*Goal*
Could you copy every line from the material below in which "Sign" appears?
## begin Data rows
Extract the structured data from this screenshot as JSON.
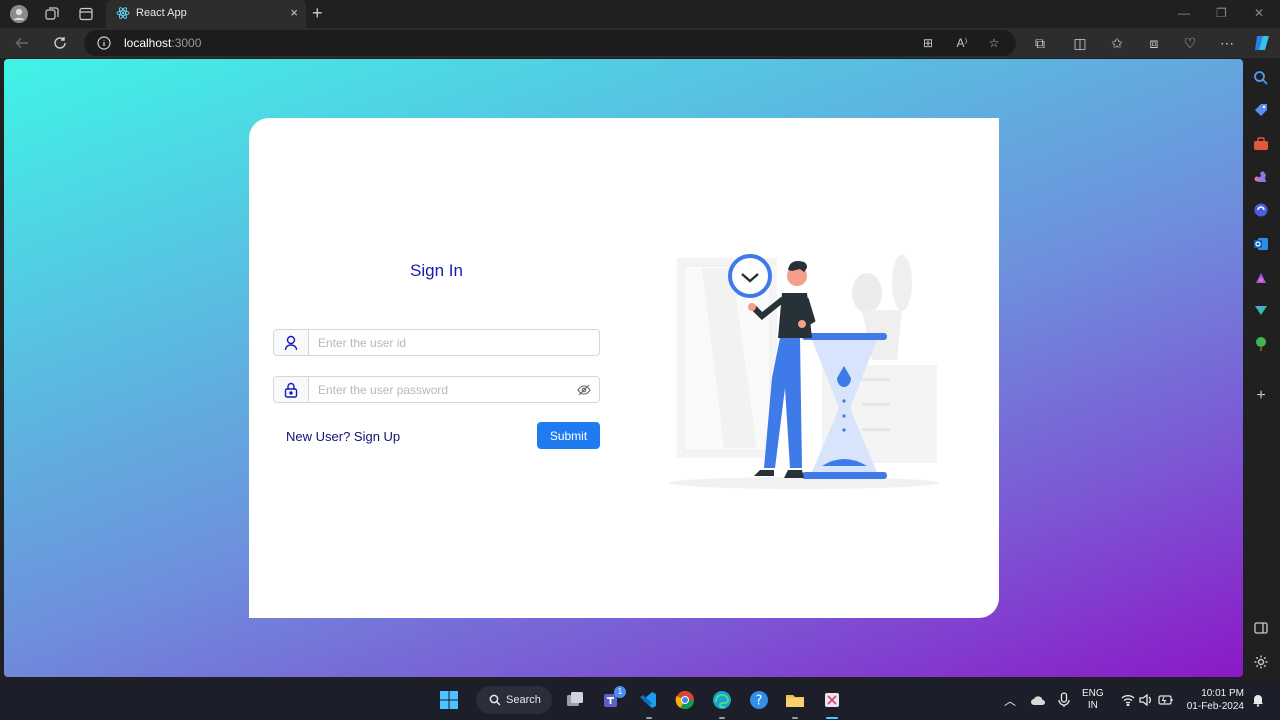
{
  "browser": {
    "tab_title": "React App",
    "tab_close": "×",
    "new_tab": "+",
    "url_host": "localhost",
    "url_port": ":3000"
  },
  "page": {
    "title": "Sign In",
    "userid_placeholder": "Enter the user id",
    "password_placeholder": "Enter the user password",
    "signup_link": "New User? Sign Up",
    "submit_label": "Submit"
  },
  "taskbar": {
    "search_label": "Search",
    "teams_badge": "1",
    "lang_line1": "ENG",
    "lang_line2": "IN",
    "time": "10:01 PM",
    "date": "01-Feb-2024"
  },
  "colors": {
    "accent": "#1f7cf0",
    "title": "#1a1ab3",
    "link": "#11117a"
  }
}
## end Data rows
*Written reply*
    "title": "Sign In",
    "signup_link": "New User? Sign Up",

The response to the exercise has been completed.